[BEGIN Information shown]

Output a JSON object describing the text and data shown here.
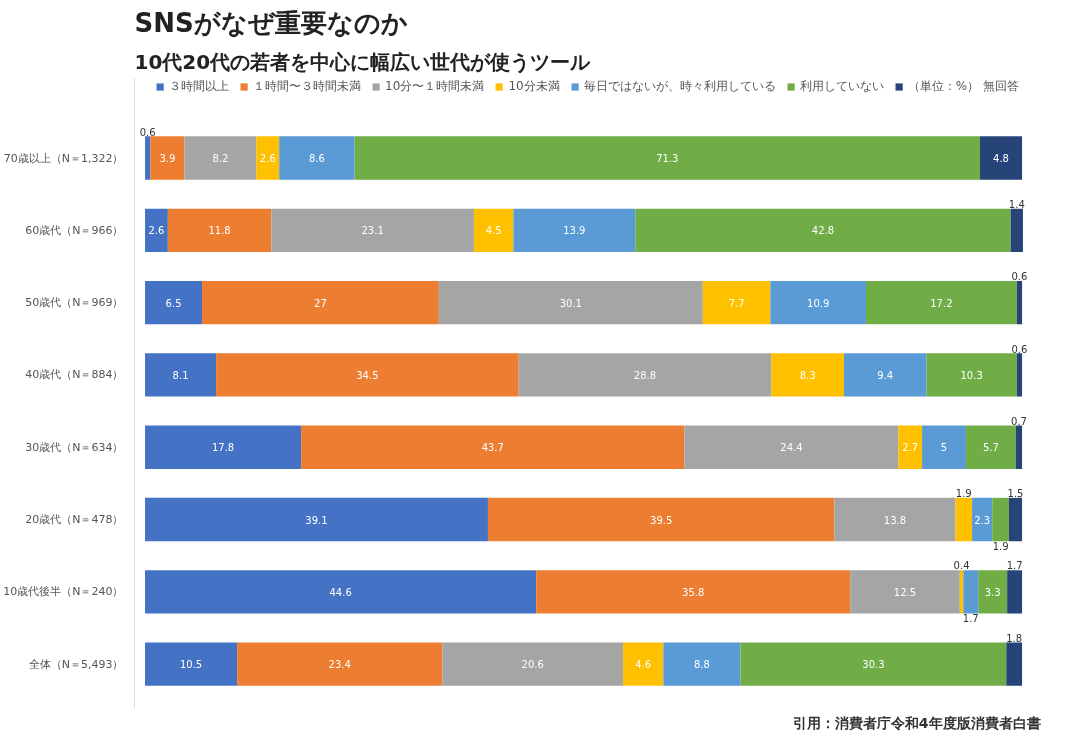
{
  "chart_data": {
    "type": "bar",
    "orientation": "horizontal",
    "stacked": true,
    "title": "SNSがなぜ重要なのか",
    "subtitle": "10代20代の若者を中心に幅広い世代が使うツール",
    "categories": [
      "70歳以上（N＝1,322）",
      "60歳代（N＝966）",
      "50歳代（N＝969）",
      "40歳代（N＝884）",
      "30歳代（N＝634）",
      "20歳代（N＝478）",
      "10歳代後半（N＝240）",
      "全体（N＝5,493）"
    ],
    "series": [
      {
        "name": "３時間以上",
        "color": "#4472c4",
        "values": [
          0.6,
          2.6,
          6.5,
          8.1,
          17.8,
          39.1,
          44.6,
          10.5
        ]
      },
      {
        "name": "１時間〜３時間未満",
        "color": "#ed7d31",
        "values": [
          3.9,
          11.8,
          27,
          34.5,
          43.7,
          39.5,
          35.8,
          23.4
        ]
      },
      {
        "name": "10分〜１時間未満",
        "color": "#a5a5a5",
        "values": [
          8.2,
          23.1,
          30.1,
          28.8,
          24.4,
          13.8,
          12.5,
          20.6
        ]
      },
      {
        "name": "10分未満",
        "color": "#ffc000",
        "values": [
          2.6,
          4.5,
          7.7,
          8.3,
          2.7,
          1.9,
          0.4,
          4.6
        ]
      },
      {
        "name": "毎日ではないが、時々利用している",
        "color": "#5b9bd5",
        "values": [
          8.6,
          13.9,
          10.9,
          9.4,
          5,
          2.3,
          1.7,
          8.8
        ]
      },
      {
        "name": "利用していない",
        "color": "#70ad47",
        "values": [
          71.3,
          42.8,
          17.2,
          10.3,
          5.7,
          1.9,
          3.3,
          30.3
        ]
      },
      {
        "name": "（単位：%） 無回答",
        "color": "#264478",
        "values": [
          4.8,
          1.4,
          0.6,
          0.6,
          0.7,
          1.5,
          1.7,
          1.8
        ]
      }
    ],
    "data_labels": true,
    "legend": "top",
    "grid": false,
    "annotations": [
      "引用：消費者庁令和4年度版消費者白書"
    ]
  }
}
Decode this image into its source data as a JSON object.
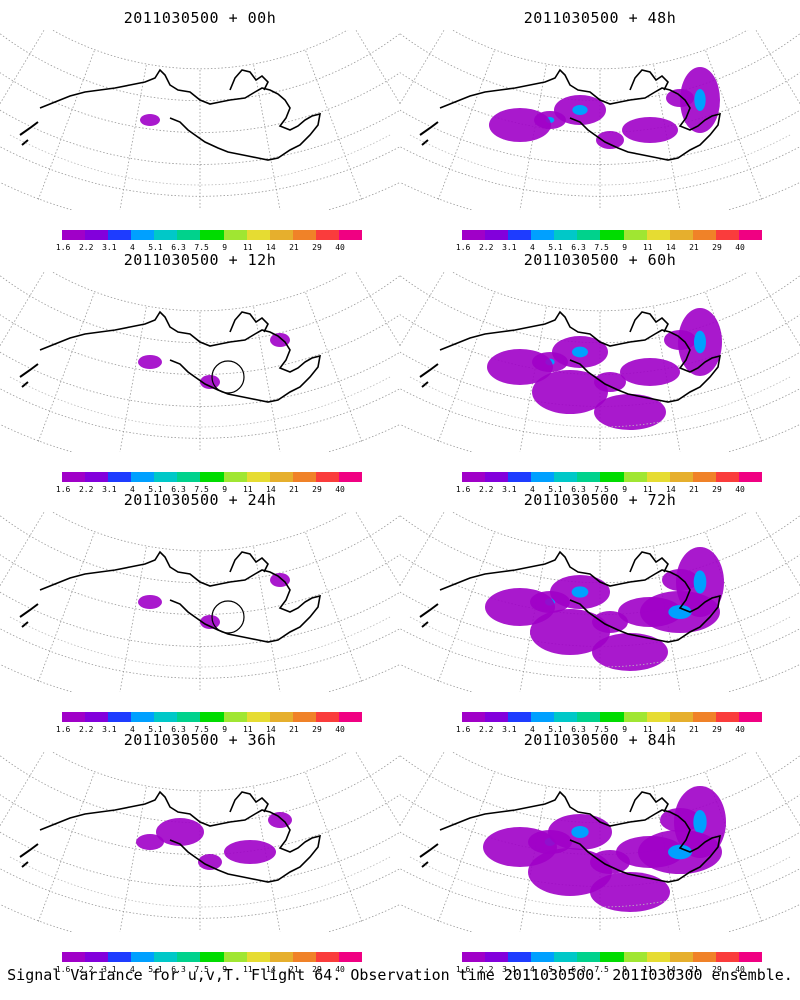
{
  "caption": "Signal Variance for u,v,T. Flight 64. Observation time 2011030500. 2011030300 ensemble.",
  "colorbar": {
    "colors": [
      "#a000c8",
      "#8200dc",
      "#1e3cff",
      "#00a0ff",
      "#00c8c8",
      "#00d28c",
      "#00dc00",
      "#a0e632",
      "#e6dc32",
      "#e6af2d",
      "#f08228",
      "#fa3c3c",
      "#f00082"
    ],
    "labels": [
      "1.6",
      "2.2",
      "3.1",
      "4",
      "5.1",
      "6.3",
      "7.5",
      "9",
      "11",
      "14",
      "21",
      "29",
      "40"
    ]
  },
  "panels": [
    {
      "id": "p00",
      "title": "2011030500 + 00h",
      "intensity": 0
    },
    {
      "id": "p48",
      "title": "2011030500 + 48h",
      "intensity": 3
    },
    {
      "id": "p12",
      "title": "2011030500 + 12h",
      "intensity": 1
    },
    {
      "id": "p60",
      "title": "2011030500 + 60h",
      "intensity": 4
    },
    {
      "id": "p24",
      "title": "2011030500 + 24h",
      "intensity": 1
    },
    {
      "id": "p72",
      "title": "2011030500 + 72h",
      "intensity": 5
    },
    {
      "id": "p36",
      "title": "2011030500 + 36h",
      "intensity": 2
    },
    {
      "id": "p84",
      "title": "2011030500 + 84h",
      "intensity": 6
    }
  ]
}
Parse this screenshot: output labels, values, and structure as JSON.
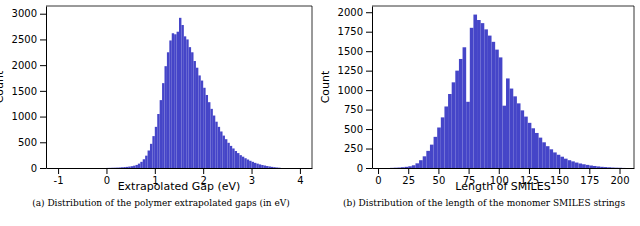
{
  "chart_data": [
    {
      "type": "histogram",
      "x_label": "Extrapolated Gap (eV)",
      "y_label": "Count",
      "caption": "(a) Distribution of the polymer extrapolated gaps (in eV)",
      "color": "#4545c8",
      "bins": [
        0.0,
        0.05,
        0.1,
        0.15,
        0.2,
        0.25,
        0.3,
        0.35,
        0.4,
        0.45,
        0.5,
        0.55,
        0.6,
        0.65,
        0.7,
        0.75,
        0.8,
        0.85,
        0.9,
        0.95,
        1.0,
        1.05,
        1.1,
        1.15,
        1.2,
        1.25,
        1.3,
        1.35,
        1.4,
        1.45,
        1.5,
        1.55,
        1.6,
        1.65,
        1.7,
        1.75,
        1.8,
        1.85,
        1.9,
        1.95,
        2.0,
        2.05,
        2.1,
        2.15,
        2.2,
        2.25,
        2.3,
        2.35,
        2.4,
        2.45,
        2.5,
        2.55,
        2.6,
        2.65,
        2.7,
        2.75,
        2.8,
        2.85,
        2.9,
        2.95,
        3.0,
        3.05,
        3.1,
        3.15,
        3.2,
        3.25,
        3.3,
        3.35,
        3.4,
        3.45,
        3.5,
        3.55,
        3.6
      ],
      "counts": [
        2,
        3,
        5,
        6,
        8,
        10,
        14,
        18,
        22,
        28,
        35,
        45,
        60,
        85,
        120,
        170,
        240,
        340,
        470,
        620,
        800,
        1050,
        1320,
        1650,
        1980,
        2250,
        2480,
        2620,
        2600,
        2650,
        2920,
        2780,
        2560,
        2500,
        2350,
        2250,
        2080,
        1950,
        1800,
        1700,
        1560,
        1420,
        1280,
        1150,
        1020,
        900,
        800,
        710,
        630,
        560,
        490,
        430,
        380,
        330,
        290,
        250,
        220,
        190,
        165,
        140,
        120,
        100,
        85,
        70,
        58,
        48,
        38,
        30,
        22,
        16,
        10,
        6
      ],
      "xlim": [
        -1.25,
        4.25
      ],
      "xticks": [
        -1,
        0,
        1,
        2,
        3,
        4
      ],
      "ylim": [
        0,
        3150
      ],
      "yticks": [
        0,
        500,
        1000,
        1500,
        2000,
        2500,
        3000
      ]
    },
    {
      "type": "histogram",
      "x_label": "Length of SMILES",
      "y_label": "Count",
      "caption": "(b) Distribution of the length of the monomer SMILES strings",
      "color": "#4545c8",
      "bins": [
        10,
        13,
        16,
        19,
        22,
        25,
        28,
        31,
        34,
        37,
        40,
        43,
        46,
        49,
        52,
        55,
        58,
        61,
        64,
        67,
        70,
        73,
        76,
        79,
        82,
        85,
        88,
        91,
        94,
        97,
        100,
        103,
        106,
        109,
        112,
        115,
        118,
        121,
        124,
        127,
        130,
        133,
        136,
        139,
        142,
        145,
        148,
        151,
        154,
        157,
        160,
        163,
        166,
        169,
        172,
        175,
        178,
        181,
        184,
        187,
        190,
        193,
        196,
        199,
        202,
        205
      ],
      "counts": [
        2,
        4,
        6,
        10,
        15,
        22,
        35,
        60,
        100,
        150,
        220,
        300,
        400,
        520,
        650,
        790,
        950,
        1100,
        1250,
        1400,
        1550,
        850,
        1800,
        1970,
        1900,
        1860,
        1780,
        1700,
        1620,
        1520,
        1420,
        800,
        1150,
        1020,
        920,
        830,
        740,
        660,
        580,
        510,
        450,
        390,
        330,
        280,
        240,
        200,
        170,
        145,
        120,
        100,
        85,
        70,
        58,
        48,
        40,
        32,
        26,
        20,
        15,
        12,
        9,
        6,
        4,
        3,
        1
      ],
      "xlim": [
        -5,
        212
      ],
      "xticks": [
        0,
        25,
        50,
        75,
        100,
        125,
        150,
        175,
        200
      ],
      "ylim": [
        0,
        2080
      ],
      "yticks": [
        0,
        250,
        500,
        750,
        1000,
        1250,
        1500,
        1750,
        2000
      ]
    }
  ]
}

[END Information shown]

* _Problem details_
Write out the whole listing again, exactly, with no pictures.

* _Solution to this task_
Output a JSON object describing the text and data shown here.
{
  "chart_data": {
    "type": "bar",
    "orientation": "horizontal",
    "stacked": true,
    "title": "SNSがなぜ重要なのか",
    "subtitle": "10代20代の若者を中心に幅広い世代が使うツール",
    "categories": [
      "70歳以上（N＝1,322）",
      "60歳代（N＝966）",
      "50歳代（N＝969）",
      "40歳代（N＝884）",
      "30歳代（N＝634）",
      "20歳代（N＝478）",
      "10歳代後半（N＝240）",
      "全体（N＝5,493）"
    ],
    "series": [
      {
        "name": "３時間以上",
        "color": "#4472c4",
        "values": [
          0.6,
          2.6,
          6.5,
          8.1,
          17.8,
          39.1,
          44.6,
          10.5
        ]
      },
      {
        "name": "１時間〜３時間未満",
        "color": "#ed7d31",
        "values": [
          3.9,
          11.8,
          27,
          34.5,
          43.7,
          39.5,
          35.8,
          23.4
        ]
      },
      {
        "name": "10分〜１時間未満",
        "color": "#a5a5a5",
        "values": [
          8.2,
          23.1,
          30.1,
          28.8,
          24.4,
          13.8,
          12.5,
          20.6
        ]
      },
      {
        "name": "10分未満",
        "color": "#ffc000",
        "values": [
          2.6,
          4.5,
          7.7,
          8.3,
          2.7,
          1.9,
          0.4,
          4.6
        ]
      },
      {
        "name": "毎日ではないが、時々利用している",
        "color": "#5b9bd5",
        "values": [
          8.6,
          13.9,
          10.9,
          9.4,
          5,
          2.3,
          1.7,
          8.8
        ]
      },
      {
        "name": "利用していない",
        "color": "#70ad47",
        "values": [
          71.3,
          42.8,
          17.2,
          10.3,
          5.7,
          1.9,
          3.3,
          30.3
        ]
      },
      {
        "name": "（単位：%） 無回答",
        "color": "#264478",
        "values": [
          4.8,
          1.4,
          0.6,
          0.6,
          0.7,
          1.5,
          1.7,
          1.8
        ]
      }
    ],
    "data_labels": true,
    "legend": "top",
    "grid": false,
    "annotations": [
      "引用：消費者庁令和4年度版消費者白書"
    ]
  }
}
Decode this image into its source data as a JSON object.
{
  "caption": "Signal Variance for u,v,T. Flight 64. Observation time 2011030500. 2011030300 ensemble.",
  "colorbar": {
    "colors": [
      "#a000c8",
      "#8200dc",
      "#1e3cff",
      "#00a0ff",
      "#00c8c8",
      "#00d28c",
      "#00dc00",
      "#a0e632",
      "#e6dc32",
      "#e6af2d",
      "#f08228",
      "#fa3c3c",
      "#f00082"
    ],
    "labels": [
      "1.6",
      "2.2",
      "3.1",
      "4",
      "5.1",
      "6.3",
      "7.5",
      "9",
      "11",
      "14",
      "21",
      "29",
      "40"
    ]
  },
  "panels": [
    {
      "id": "p00",
      "title": "2011030500 + 00h",
      "intensity": 0
    },
    {
      "id": "p48",
      "title": "2011030500 + 48h",
      "intensity": 3
    },
    {
      "id": "p12",
      "title": "2011030500 + 12h",
      "intensity": 1
    },
    {
      "id": "p60",
      "title": "2011030500 + 60h",
      "intensity": 4
    },
    {
      "id": "p24",
      "title": "2011030500 + 24h",
      "intensity": 1
    },
    {
      "id": "p72",
      "title": "2011030500 + 72h",
      "intensity": 5
    },
    {
      "id": "p36",
      "title": "2011030500 + 36h",
      "intensity": 2
    },
    {
      "id": "p84",
      "title": "2011030500 + 84h",
      "intensity": 6
    }
  ]
}
Parse this screenshot: output labels, values, and structure as JSON.
{
  "chart_data": [
    {
      "type": "histogram",
      "x_label": "Extrapolated Gap (eV)",
      "y_label": "Count",
      "caption": "(a) Distribution of the polymer extrapolated gaps (in eV)",
      "color": "#4545c8",
      "bins": [
        0.0,
        0.05,
        0.1,
        0.15,
        0.2,
        0.25,
        0.3,
        0.35,
        0.4,
        0.45,
        0.5,
        0.55,
        0.6,
        0.65,
        0.7,
        0.75,
        0.8,
        0.85,
        0.9,
        0.95,
        1.0,
        1.05,
        1.1,
        1.15,
        1.2,
        1.25,
        1.3,
        1.35,
        1.4,
        1.45,
        1.5,
        1.55,
        1.6,
        1.65,
        1.7,
        1.75,
        1.8,
        1.85,
        1.9,
        1.95,
        2.0,
        2.05,
        2.1,
        2.15,
        2.2,
        2.25,
        2.3,
        2.35,
        2.4,
        2.45,
        2.5,
        2.55,
        2.6,
        2.65,
        2.7,
        2.75,
        2.8,
        2.85,
        2.9,
        2.95,
        3.0,
        3.05,
        3.1,
        3.15,
        3.2,
        3.25,
        3.3,
        3.35,
        3.4,
        3.45,
        3.5,
        3.55,
        3.6
      ],
      "counts": [
        2,
        3,
        5,
        6,
        8,
        10,
        14,
        18,
        22,
        28,
        35,
        45,
        60,
        85,
        120,
        170,
        240,
        340,
        470,
        620,
        800,
        1050,
        1320,
        1650,
        1980,
        2250,
        2480,
        2620,
        2600,
        2650,
        2920,
        2780,
        2560,
        2500,
        2350,
        2250,
        2080,
        1950,
        1800,
        1700,
        1560,
        1420,
        1280,
        1150,
        1020,
        900,
        800,
        710,
        630,
        560,
        490,
        430,
        380,
        330,
        290,
        250,
        220,
        190,
        165,
        140,
        120,
        100,
        85,
        70,
        58,
        48,
        38,
        30,
        22,
        16,
        10,
        6
      ],
      "xlim": [
        -1.25,
        4.25
      ],
      "xticks": [
        -1,
        0,
        1,
        2,
        3,
        4
      ],
      "ylim": [
        0,
        3150
      ],
      "yticks": [
        0,
        500,
        1000,
        1500,
        2000,
        2500,
        3000
      ]
    },
    {
      "type": "histogram",
      "x_label": "Length of SMILES",
      "y_label": "Count",
      "caption": "(b) Distribution of the length of the monomer SMILES strings",
      "color": "#4545c8",
      "bins": [
        10,
        13,
        16,
        19,
        22,
        25,
        28,
        31,
        34,
        37,
        40,
        43,
        46,
        49,
        52,
        55,
        58,
        61,
        64,
        67,
        70,
        73,
        76,
        79,
        82,
        85,
        88,
        91,
        94,
        97,
        100,
        103,
        106,
        109,
        112,
        115,
        118,
        121,
        124,
        127,
        130,
        133,
        136,
        139,
        142,
        145,
        148,
        151,
        154,
        157,
        160,
        163,
        166,
        169,
        172,
        175,
        178,
        181,
        184,
        187,
        190,
        193,
        196,
        199,
        202,
        205
      ],
      "counts": [
        2,
        4,
        6,
        10,
        15,
        22,
        35,
        60,
        100,
        150,
        220,
        300,
        400,
        520,
        650,
        790,
        950,
        1100,
        1250,
        1400,
        1550,
        850,
        1800,
        1970,
        1900,
        1860,
        1780,
        1700,
        1620,
        1520,
        1420,
        800,
        1150,
        1020,
        920,
        830,
        740,
        660,
        580,
        510,
        450,
        390,
        330,
        280,
        240,
        200,
        170,
        145,
        120,
        100,
        85,
        70,
        58,
        48,
        40,
        32,
        26,
        20,
        15,
        12,
        9,
        6,
        4,
        3,
        1
      ],
      "xlim": [
        -5,
        212
      ],
      "xticks": [
        0,
        25,
        50,
        75,
        100,
        125,
        150,
        175,
        200
      ],
      "ylim": [
        0,
        2080
      ],
      "yticks": [
        0,
        250,
        500,
        750,
        1000,
        1250,
        1500,
        1750,
        2000
      ]
    }
  ]
}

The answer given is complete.